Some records
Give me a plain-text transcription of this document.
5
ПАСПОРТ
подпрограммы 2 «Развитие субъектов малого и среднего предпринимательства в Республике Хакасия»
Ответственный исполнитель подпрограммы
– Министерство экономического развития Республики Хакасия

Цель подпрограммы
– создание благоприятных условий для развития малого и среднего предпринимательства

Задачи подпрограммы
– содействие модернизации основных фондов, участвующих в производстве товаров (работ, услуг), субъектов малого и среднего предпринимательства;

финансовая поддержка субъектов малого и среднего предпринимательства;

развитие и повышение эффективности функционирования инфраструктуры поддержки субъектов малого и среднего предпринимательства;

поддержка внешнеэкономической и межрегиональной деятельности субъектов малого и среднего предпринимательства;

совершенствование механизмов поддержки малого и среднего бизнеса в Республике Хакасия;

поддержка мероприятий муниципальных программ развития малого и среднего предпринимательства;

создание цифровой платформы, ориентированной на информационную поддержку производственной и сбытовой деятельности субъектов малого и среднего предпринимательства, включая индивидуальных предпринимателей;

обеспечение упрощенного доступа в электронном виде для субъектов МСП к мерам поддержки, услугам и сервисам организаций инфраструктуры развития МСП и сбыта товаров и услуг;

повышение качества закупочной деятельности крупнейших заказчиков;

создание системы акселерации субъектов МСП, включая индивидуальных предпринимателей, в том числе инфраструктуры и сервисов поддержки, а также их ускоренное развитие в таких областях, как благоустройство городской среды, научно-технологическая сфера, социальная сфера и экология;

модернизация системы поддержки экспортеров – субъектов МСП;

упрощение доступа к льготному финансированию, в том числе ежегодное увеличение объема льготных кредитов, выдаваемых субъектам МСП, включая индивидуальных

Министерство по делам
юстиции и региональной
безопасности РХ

REQUEST
Without leaving anything out, give the entries again exactly.

WRITTEN ANSWER
Give me a plain-text transcription of this document.
5
ПАСПОРТ
подпрограммы 2 «Развитие субъектов малого и среднего предпринимательства в Республике Хакасия»
Ответственный исполнитель подпрограммы
– Министерство экономического развития Республики Хакасия

Цель подпрограммы
– создание благоприятных условий для развития малого и среднего предпринимательства

Задачи подпрограммы
– содействие модернизации основных фондов, участвующих в производстве товаров (работ, услуг), субъектов малого и среднего предпринимательства;

финансовая поддержка субъектов малого и среднего предпринимательства;

развитие и повышение эффективности функционирования инфраструктуры поддержки субъектов малого и среднего предпринимательства;

поддержка внешнеэкономической и межрегиональной деятельности субъектов малого и среднего предпринимательства;

совершенствование механизмов поддержки малого и среднего бизнеса в Республике Хакасия;

поддержка мероприятий муниципальных программ развития малого и среднего предпринимательства;

создание цифровой платформы, ориентированной на информационную поддержку производственной и сбытовой деятельности субъектов малого и среднего предпринимательства, включая индивидуальных предпринимателей;

обеспечение упрощенного доступа в электронном виде для субъектов МСП к мерам поддержки, услугам и сервисам организаций инфраструктуры развития МСП и сбыта товаров и услуг;

повышение качества закупочной деятельности крупнейших заказчиков;

создание системы акселерации субъектов МСП, включая индивидуальных предпринимателей, в том числе инфраструктуры и сервисов поддержки, а также их ускоренное развитие в таких областях, как благоустройство городской среды, научно-технологическая сфера, социальная сфера и экология;

модернизация системы поддержки экспортеров – субъектов МСП;

упрощение доступа к льготному финансированию, в том числе ежегодное увеличение объема льготных кредитов, выдаваемых субъектам МСП, включая индивидуальных

Министерство по делам
юстиции и региональной
безопасности РХ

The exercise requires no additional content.